◆ **OBJECTIVE**:
Search the entries below. Return every line that has "relevé" in it.

# # # # # # #

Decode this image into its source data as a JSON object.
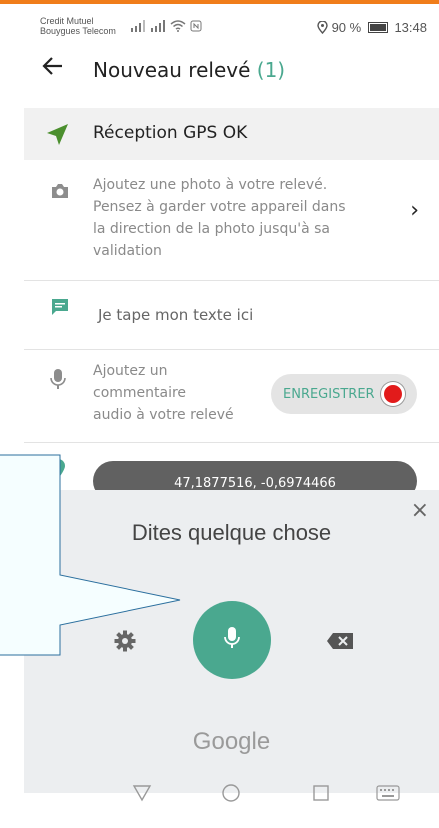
{
  "status": {
    "carrier_line1": "Credit Mutuel",
    "carrier_line2": "Bouygues Telecom",
    "battery_percent": "90 %",
    "battery_level": 0.9,
    "time": "13:48"
  },
  "appbar": {
    "title": "Nouveau relevé",
    "count": "(1)"
  },
  "gps": {
    "label": "Réception GPS OK"
  },
  "photo": {
    "line1": "Ajoutez une photo à votre relevé.",
    "line2": "Pensez à garder votre appareil dans",
    "line3": "la direction de la photo jusqu'à sa",
    "line4": "validation",
    "chevron": "›"
  },
  "text_note": {
    "placeholder": "Je tape mon texte ici"
  },
  "audio": {
    "line1": "Ajoutez un",
    "line2": "commentaire",
    "line3": "audio à votre relevé",
    "record_label": "ENREGISTRER"
  },
  "coords": {
    "value": "47,1877516, -0,6974466"
  },
  "voice": {
    "title": "Dites quelque chose",
    "close": "×",
    "brand": "Google"
  },
  "colors": {
    "accent": "#4aa88f",
    "record": "#e21b1b",
    "top_line": "#f07d1a"
  }
}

# # # # # # #

◆ **ANSWER TO THE EXERCISE**:
    "title": "Nouveau relevé",
    "line1": "Ajoutez une photo à votre relevé.",
    "line3": "audio à votre relevé",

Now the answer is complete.